- [RECORDS PROVIDED]
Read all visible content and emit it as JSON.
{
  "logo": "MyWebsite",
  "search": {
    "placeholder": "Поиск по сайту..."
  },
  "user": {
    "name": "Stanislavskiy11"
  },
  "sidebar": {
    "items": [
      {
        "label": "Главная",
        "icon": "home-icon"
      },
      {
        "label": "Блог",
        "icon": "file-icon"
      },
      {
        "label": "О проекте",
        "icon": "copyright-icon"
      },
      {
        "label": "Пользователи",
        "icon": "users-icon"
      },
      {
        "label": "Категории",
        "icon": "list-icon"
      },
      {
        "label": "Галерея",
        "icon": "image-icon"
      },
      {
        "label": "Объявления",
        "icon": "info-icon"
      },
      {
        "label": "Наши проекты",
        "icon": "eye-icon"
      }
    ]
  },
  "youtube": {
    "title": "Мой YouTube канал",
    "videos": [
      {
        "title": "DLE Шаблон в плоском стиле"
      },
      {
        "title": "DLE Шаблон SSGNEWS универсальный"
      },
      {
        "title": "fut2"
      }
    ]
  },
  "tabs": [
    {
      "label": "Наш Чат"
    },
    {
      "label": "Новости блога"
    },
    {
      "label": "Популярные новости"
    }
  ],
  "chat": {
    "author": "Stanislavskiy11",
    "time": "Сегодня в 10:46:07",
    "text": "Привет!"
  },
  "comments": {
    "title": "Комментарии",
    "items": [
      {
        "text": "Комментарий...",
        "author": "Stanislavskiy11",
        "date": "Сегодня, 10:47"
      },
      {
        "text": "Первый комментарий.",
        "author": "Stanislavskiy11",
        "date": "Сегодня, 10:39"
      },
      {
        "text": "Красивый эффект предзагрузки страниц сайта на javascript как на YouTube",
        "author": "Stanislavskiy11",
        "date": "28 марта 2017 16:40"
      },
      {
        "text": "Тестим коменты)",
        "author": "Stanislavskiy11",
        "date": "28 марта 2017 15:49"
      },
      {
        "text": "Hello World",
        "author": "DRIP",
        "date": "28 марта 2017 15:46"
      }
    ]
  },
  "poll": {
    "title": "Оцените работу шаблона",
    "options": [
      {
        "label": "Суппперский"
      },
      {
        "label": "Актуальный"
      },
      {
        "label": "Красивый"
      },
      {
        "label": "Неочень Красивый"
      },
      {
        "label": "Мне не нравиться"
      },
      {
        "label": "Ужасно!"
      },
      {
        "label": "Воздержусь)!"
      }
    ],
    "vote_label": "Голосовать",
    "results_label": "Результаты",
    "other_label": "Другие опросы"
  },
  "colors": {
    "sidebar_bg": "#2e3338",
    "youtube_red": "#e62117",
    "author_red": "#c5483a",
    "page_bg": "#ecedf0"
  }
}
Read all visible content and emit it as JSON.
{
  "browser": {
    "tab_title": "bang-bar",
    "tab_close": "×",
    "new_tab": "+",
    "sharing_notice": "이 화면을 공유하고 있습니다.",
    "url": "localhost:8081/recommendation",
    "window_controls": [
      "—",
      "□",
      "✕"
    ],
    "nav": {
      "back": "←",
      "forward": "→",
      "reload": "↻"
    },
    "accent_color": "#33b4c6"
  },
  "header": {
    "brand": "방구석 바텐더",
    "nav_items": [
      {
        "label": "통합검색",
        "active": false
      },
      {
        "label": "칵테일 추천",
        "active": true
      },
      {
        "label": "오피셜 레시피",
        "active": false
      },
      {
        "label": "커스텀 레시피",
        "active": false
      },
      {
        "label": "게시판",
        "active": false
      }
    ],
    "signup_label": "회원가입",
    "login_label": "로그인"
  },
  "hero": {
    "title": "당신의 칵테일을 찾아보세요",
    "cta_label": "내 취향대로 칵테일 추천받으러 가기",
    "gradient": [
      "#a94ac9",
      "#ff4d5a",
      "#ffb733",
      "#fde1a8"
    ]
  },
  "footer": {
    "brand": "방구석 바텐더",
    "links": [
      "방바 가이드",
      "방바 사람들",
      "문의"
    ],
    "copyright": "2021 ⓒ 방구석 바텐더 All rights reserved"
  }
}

- [WHAT YOU ARE ASKED TO DO]
Out of the preceding entries, pull every line containing the string "text".

- [EXERCISE RESULT]
    "text": "Привет!"
        "text": "Комментарий...",
        "text": "Первый комментарий.",
        "text": "Красивый эффект предзагрузки страниц сайта на javascript как на YouTube",
        "text": "Тестим коменты)",
        "text": "Hello World",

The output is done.